◆ **Directions for this task**
Would you return the complete listing below word for word?

((

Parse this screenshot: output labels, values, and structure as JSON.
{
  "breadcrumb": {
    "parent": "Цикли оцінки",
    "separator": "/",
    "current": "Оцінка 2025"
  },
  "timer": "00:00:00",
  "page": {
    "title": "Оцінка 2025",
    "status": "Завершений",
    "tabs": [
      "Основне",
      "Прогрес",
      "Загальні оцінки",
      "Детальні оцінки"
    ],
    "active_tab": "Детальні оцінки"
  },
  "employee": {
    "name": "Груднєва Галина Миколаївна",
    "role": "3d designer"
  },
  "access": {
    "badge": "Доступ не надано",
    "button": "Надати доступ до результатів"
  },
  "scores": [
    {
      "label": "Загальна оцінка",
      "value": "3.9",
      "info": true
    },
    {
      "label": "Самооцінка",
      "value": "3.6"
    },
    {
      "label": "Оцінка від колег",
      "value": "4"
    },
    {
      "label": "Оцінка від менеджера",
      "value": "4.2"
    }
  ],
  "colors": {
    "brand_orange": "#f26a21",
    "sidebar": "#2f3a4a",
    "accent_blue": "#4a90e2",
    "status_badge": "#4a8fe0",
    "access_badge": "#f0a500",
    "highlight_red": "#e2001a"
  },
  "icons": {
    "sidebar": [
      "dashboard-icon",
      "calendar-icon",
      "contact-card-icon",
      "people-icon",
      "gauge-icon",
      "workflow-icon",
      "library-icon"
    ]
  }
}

))

◆ **Exercise output**
Parse this screenshot: output labels, values, and structure as JSON.
{
  "breadcrumb": {
    "parent": "Цикли оцінки",
    "separator": "/",
    "current": "Оцінка 2025"
  },
  "timer": "00:00:00",
  "page": {
    "title": "Оцінка 2025",
    "status": "Завершений",
    "tabs": [
      "Основне",
      "Прогрес",
      "Загальні оцінки",
      "Детальні оцінки"
    ],
    "active_tab": "Детальні оцінки"
  },
  "employee": {
    "name": "Груднєва Галина Миколаївна",
    "role": "3d designer"
  },
  "access": {
    "badge": "Доступ не надано",
    "button": "Надати доступ до результатів"
  },
  "scores": [
    {
      "label": "Загальна оцінка",
      "value": "3.9",
      "info": true
    },
    {
      "label": "Самооцінка",
      "value": "3.6"
    },
    {
      "label": "Оцінка від колег",
      "value": "4"
    },
    {
      "label": "Оцінка від менеджера",
      "value": "4.2"
    }
  ],
  "colors": {
    "brand_orange": "#f26a21",
    "sidebar": "#2f3a4a",
    "accent_blue": "#4a90e2",
    "status_badge": "#4a8fe0",
    "access_badge": "#f0a500",
    "highlight_red": "#e2001a"
  },
  "icons": {
    "sidebar": [
      "dashboard-icon",
      "calendar-icon",
      "contact-card-icon",
      "people-icon",
      "gauge-icon",
      "workflow-icon",
      "library-icon"
    ]
  }
}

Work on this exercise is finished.